──────── SOURCE MATERIAL ────────

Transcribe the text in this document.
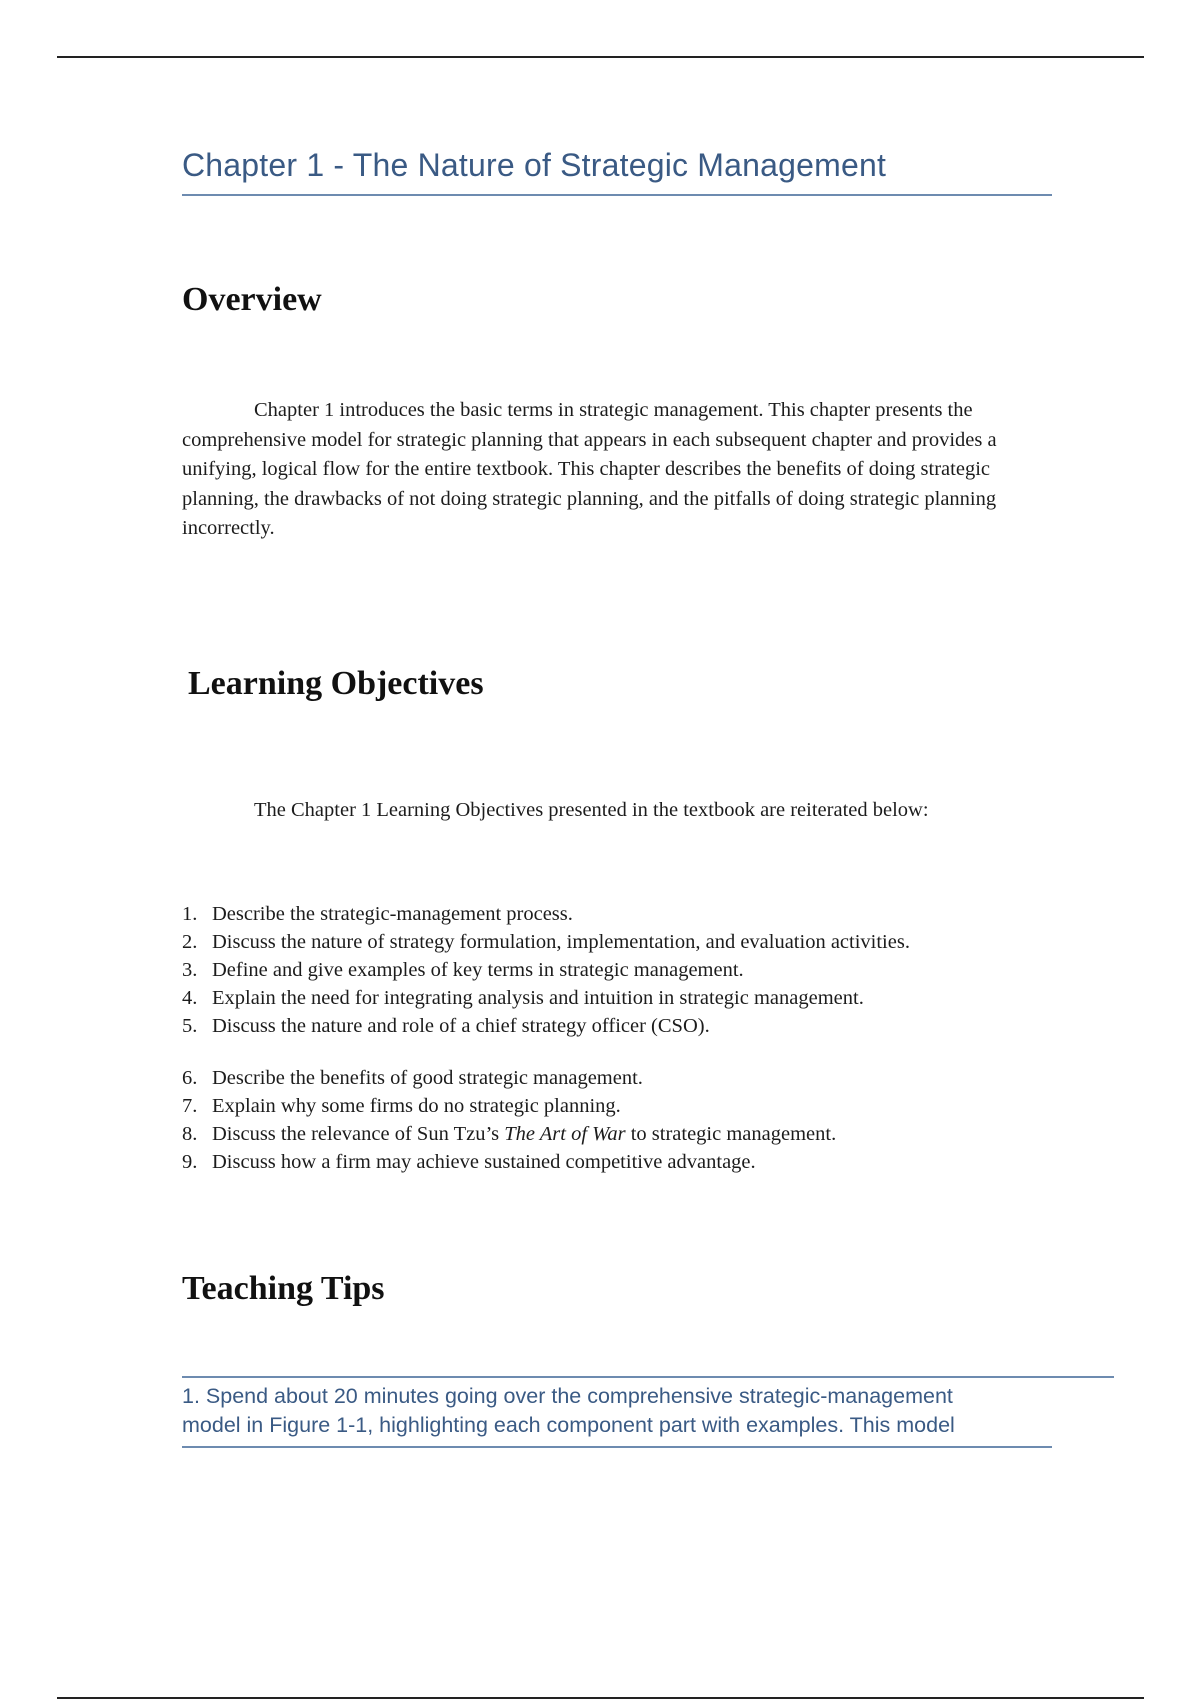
Chapter 1 - The Nature of Strategic Management
Overview

Chapter 1 introduces the basic terms in strategic management. This chapter presents the comprehensive model for strategic planning that appears in each subsequent chapter and provides a unifying, logical flow for the entire textbook. This chapter describes the benefits of doing strategic planning, the drawbacks of not doing strategic planning, and the pitfalls of doing strategic planning incorrectly.

Learning Objectives
The Chapter 1 Learning Objectives presented in the textbook are reiterated below:
1. Describe the strategic-management process.
2. Discuss the nature of strategy formulation, implementation, and evaluation activities.
3. Define and give examples of key terms in strategic management.
4. Explain the need for integrating analysis and intuition in strategic management.
5. Discuss the nature and role of a chief strategy officer (CSO).
6. Describe the benefits of good strategic management.
7. Explain why some firms do no strategic planning.
8. Discuss the relevance of Sun Tzu’s The Art of War to strategic management.
9. Discuss how a firm may achieve sustained competitive advantage.
Teaching Tips
1. Spend about 20 minutes going over the comprehensive strategic-management
model in Figure 1-1, highlighting each component part with examples. This model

────────

▶ **PROBLEM DETAILS**: Except for the pictures, print the data above exactly.

▶ **ANSWER**:
Transcribe the text in this document.
Chapter 1 - The Nature of Strategic Management
Overview

Chapter 1 introduces the basic terms in strategic management. This chapter presents the comprehensive model for strategic planning that appears in each subsequent chapter and provides a unifying, logical flow for the entire textbook. This chapter describes the benefits of doing strategic planning, the drawbacks of not doing strategic planning, and the pitfalls of doing strategic planning incorrectly.

Learning Objectives
The Chapter 1 Learning Objectives presented in the textbook are reiterated below:
1. Describe the strategic-management process.
2. Discuss the nature of strategy formulation, implementation, and evaluation activities.
3. Define and give examples of key terms in strategic management.
4. Explain the need for integrating analysis and intuition in strategic management.
5. Discuss the nature and role of a chief strategy officer (CSO).
6. Describe the benefits of good strategic management.
7. Explain why some firms do no strategic planning.
8. Discuss the relevance of Sun Tzu’s The Art of War to strategic management.
9. Discuss how a firm may achieve sustained competitive advantage.
Teaching Tips
1. Spend about 20 minutes going over the comprehensive strategic-management
model in Figure 1-1, highlighting each component part with examples. This model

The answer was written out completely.